| REQUEST |
Go through the entries below and pick out every line with "grid".
::::
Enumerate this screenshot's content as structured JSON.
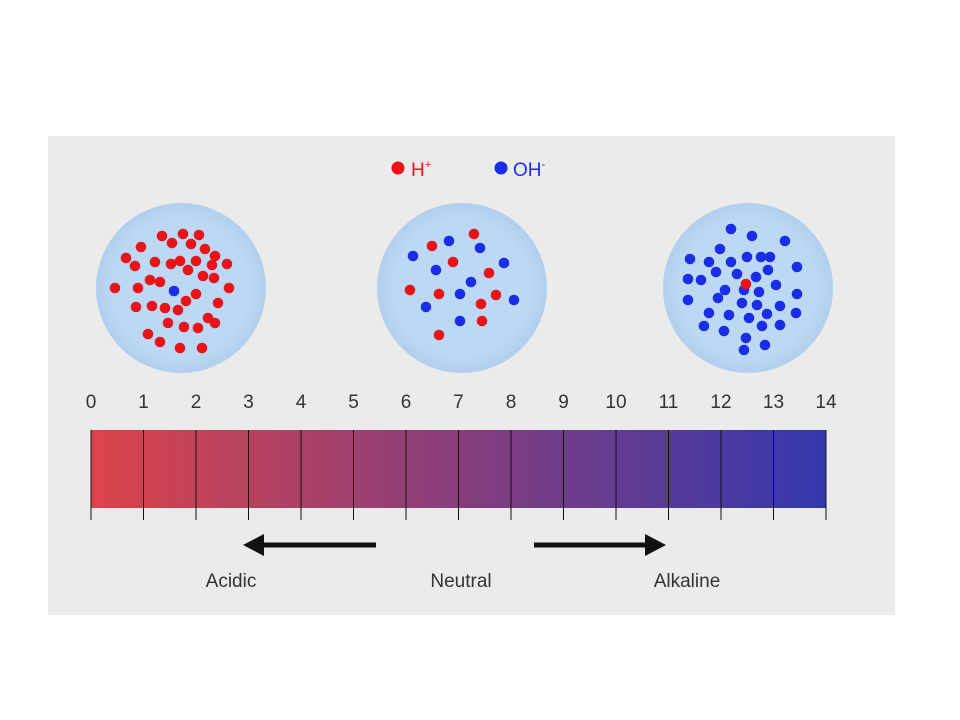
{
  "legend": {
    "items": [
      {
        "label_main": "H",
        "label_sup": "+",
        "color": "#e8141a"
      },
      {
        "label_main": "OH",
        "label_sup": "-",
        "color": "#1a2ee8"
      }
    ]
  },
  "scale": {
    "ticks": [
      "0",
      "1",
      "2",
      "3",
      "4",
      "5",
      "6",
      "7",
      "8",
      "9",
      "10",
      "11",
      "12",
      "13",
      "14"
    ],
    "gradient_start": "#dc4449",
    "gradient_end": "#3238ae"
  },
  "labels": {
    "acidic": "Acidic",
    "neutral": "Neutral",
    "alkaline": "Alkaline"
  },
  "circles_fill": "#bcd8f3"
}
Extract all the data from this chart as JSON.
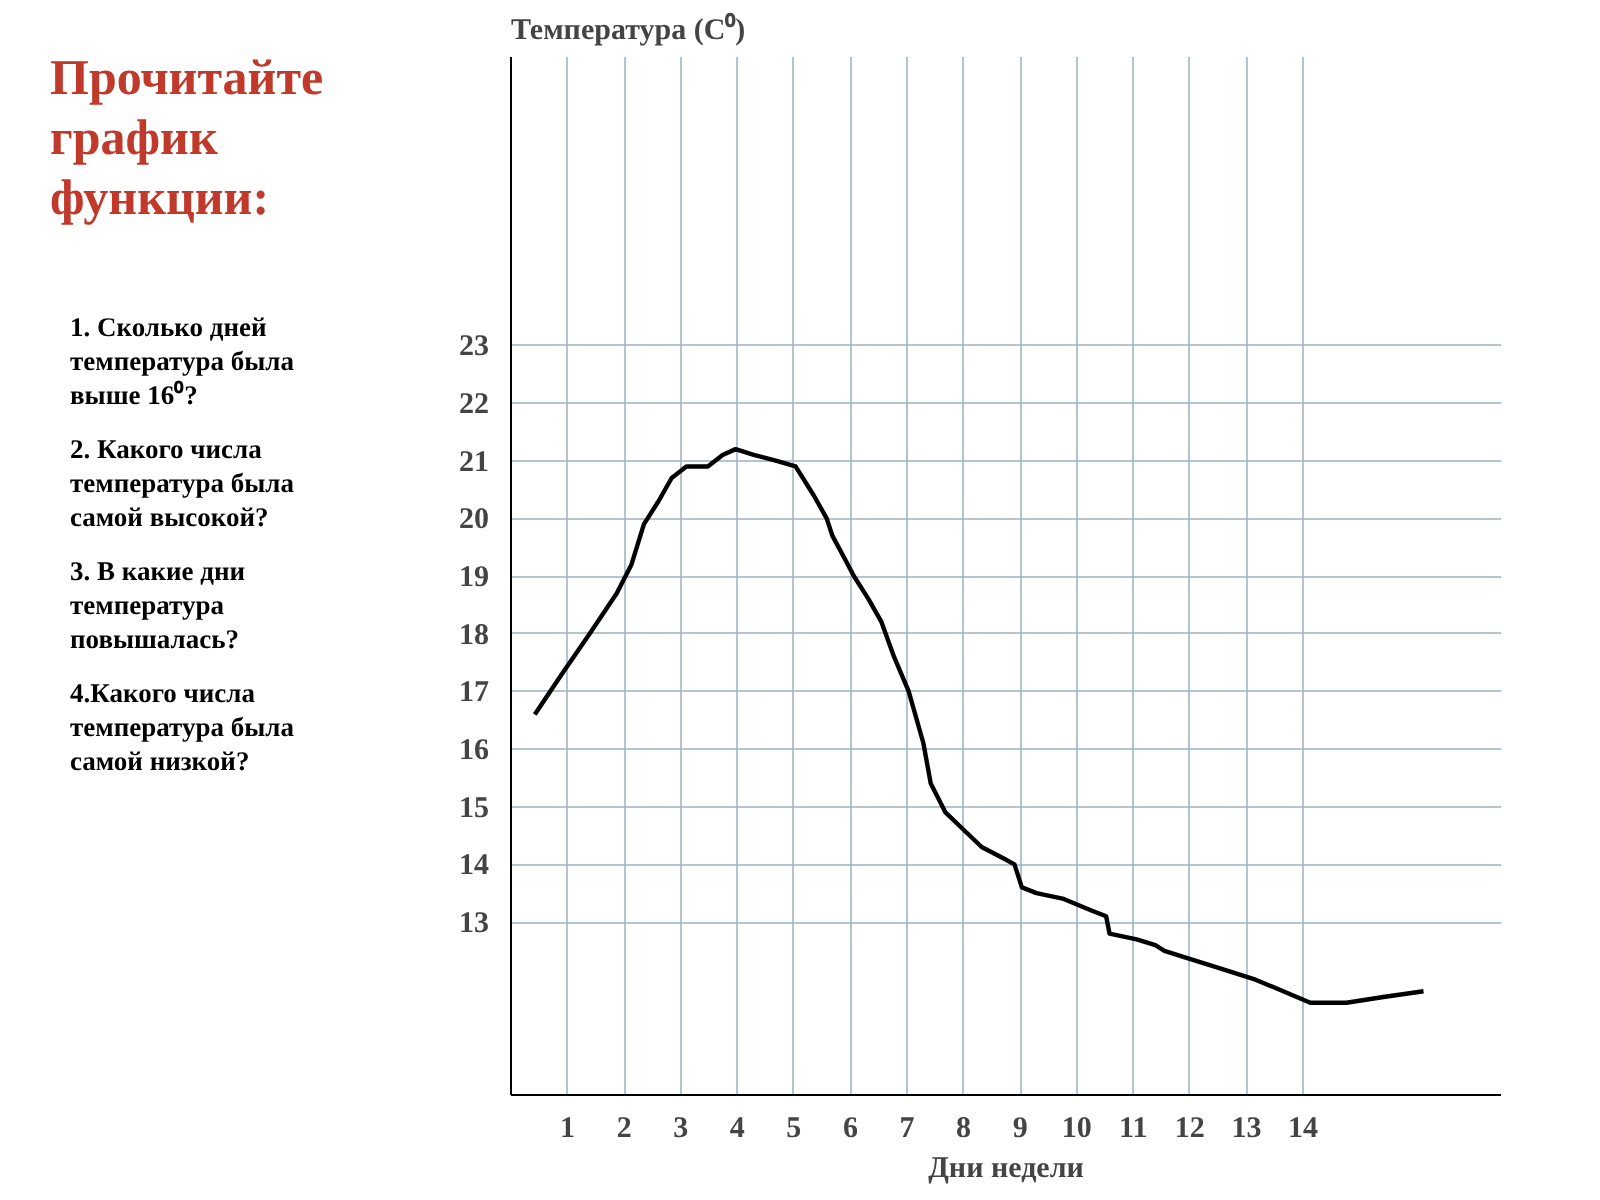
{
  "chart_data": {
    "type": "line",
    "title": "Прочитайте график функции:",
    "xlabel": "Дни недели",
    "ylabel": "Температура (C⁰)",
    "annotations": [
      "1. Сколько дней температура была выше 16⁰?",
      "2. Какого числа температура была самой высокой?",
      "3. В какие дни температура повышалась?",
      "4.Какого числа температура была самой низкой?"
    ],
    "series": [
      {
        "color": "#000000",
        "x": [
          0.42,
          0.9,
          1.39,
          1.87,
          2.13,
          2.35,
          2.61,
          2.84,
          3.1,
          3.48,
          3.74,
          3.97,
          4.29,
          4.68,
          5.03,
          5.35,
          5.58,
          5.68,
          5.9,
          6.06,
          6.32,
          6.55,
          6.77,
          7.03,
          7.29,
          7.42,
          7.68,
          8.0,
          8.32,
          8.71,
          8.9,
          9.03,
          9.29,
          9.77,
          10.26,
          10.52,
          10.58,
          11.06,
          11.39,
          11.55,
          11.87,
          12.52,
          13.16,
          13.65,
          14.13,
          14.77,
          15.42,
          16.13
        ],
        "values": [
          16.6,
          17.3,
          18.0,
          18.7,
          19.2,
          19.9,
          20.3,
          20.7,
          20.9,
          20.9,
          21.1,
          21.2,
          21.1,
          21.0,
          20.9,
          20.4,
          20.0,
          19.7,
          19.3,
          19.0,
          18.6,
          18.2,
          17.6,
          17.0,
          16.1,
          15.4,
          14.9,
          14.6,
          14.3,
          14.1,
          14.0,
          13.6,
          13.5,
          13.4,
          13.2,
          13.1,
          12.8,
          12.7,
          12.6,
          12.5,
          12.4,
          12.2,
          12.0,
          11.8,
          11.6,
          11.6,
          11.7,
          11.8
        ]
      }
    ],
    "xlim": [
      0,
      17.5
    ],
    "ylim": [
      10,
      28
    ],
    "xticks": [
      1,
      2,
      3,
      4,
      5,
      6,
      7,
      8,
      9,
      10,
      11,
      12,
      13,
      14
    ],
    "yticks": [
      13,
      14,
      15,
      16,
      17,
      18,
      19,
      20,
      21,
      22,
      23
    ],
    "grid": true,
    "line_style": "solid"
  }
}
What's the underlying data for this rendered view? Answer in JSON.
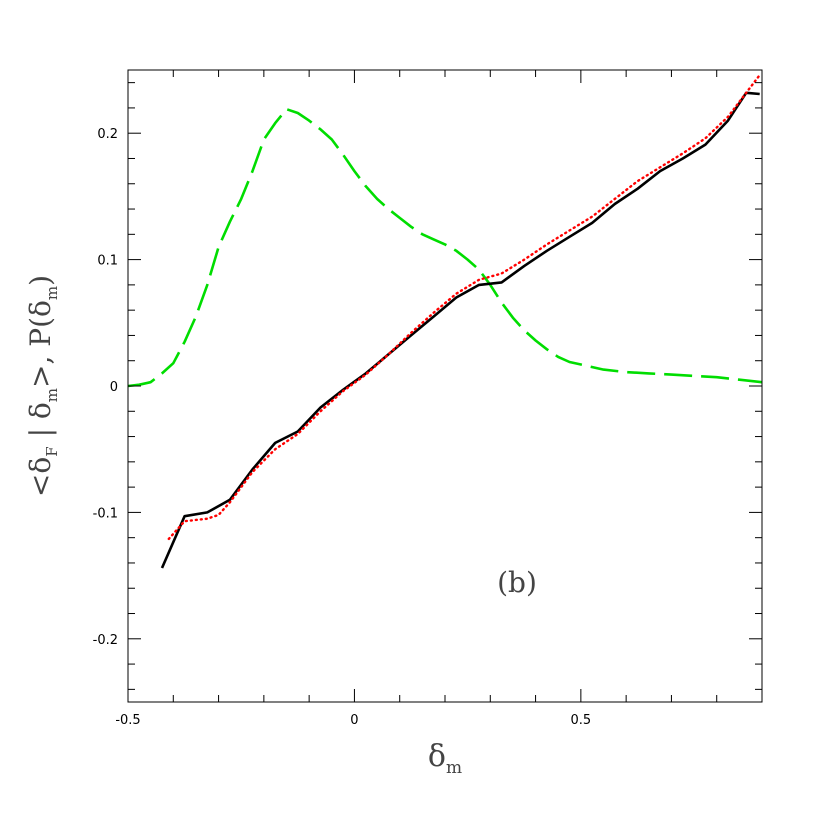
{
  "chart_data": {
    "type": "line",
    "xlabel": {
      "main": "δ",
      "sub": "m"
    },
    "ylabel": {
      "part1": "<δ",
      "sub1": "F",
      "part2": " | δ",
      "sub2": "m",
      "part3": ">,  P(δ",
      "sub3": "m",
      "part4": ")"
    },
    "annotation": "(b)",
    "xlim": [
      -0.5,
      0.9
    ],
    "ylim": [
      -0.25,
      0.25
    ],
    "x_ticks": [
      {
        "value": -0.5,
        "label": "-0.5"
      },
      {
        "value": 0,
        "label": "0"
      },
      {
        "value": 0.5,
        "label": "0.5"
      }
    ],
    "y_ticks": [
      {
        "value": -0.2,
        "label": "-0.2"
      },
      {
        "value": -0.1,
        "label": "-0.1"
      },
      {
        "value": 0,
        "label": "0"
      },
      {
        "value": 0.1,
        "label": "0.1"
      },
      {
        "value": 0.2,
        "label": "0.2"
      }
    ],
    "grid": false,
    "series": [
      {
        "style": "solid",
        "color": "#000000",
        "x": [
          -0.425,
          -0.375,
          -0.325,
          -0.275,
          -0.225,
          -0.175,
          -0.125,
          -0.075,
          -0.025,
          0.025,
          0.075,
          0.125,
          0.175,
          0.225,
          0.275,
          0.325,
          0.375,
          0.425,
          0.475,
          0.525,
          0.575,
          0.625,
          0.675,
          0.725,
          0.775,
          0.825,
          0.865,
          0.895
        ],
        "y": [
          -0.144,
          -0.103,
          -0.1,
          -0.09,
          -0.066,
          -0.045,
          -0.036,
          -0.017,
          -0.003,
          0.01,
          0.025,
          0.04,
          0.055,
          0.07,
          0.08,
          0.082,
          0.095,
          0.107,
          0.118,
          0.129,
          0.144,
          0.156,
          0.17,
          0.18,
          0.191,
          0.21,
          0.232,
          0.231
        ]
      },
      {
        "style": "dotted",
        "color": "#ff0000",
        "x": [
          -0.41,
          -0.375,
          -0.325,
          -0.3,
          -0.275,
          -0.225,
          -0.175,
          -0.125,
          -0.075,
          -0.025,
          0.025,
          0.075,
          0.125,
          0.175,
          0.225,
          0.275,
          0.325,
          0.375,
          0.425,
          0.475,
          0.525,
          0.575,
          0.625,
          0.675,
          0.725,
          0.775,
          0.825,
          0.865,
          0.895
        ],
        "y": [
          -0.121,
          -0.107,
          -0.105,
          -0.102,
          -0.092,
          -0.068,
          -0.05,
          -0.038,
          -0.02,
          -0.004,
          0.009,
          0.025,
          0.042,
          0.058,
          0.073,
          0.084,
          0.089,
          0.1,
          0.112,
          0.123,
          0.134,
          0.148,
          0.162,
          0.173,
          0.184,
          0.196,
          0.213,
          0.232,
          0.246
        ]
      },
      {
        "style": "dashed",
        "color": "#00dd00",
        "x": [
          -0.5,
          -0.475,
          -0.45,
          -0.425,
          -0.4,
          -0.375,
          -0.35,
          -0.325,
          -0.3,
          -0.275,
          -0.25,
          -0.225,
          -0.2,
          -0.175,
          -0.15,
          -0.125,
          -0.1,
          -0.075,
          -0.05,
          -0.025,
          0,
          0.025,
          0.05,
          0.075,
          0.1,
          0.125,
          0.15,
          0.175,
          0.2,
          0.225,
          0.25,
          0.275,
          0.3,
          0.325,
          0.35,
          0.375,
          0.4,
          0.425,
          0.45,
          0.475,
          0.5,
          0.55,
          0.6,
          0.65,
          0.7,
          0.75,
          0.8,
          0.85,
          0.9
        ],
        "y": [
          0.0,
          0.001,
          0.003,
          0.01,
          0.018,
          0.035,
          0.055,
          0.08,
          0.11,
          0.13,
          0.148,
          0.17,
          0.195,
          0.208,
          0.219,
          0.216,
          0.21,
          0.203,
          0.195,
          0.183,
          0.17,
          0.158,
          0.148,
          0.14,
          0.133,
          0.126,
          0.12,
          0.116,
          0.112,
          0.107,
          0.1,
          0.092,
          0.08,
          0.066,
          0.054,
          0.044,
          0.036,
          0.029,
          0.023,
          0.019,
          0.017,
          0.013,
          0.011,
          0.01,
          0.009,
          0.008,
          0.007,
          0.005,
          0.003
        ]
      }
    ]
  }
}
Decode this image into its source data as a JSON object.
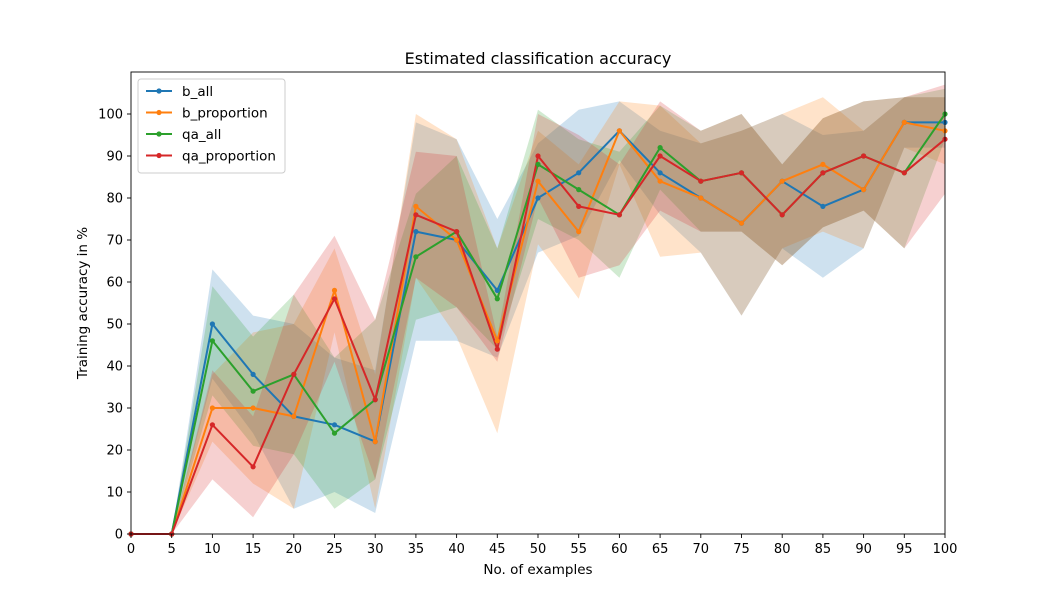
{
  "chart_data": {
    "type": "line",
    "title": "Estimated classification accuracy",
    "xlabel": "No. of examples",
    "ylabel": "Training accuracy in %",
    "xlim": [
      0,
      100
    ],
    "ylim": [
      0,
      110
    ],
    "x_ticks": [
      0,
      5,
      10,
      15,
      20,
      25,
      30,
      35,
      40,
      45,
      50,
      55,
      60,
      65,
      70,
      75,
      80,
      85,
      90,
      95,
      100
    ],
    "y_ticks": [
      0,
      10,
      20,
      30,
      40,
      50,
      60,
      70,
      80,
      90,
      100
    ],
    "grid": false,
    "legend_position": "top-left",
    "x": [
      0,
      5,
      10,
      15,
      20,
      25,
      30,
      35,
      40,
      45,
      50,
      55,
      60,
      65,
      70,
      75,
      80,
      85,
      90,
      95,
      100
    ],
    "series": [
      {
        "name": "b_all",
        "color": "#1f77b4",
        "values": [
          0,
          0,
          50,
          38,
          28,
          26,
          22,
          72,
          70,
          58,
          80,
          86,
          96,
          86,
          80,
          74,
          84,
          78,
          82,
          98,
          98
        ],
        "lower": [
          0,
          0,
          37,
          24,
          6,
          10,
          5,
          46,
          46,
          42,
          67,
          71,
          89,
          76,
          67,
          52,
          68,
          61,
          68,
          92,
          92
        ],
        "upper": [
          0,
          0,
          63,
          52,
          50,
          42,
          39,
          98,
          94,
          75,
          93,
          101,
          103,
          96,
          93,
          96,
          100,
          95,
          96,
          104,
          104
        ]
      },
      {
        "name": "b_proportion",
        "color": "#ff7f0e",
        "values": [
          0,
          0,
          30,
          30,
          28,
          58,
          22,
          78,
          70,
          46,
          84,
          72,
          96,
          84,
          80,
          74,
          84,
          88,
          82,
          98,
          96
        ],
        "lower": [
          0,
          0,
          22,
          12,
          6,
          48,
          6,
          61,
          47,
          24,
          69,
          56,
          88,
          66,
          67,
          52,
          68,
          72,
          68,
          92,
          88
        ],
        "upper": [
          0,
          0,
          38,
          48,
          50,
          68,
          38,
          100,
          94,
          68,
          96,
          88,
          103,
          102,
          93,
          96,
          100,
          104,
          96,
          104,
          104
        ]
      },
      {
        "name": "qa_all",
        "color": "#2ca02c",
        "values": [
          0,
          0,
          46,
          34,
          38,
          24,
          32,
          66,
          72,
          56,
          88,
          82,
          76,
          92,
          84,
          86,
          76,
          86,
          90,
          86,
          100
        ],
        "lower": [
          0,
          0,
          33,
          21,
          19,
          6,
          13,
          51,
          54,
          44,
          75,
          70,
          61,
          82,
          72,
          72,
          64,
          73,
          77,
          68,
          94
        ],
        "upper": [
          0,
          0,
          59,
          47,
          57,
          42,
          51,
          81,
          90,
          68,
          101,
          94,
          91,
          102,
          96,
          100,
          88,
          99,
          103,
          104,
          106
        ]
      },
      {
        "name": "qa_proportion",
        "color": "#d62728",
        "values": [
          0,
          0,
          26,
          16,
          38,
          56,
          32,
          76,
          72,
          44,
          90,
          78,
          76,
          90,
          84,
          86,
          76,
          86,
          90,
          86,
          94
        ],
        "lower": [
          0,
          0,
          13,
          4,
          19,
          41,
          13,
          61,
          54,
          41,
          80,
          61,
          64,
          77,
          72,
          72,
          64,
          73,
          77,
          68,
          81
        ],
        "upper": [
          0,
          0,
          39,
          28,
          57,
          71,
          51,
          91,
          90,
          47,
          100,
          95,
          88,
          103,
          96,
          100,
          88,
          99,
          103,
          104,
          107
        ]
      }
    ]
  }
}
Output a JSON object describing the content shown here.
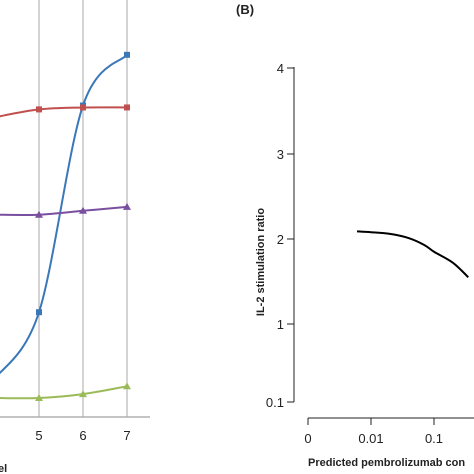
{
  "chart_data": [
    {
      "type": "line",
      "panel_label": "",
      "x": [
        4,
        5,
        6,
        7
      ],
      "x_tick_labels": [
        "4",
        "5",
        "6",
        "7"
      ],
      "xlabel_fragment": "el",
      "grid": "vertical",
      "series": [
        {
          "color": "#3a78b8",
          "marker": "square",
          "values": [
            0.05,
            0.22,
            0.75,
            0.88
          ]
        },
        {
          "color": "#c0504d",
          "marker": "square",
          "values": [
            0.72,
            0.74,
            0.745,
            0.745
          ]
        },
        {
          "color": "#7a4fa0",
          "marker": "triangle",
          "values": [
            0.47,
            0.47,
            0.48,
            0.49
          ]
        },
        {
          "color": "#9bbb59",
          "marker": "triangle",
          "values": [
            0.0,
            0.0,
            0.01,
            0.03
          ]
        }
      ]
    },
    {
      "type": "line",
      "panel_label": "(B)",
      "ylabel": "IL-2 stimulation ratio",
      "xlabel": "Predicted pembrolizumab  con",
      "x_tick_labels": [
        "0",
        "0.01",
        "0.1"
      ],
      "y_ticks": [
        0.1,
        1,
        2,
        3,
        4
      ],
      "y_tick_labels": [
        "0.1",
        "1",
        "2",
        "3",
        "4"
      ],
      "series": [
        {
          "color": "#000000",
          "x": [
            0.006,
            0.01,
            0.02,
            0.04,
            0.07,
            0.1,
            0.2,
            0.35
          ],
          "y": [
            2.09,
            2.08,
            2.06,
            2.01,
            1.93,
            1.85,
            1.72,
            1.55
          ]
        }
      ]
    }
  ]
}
::::
| WRITTEN REPLY |
    "grid": true,
    "grid": false,
    "grid": false,
      "grid": "vertical",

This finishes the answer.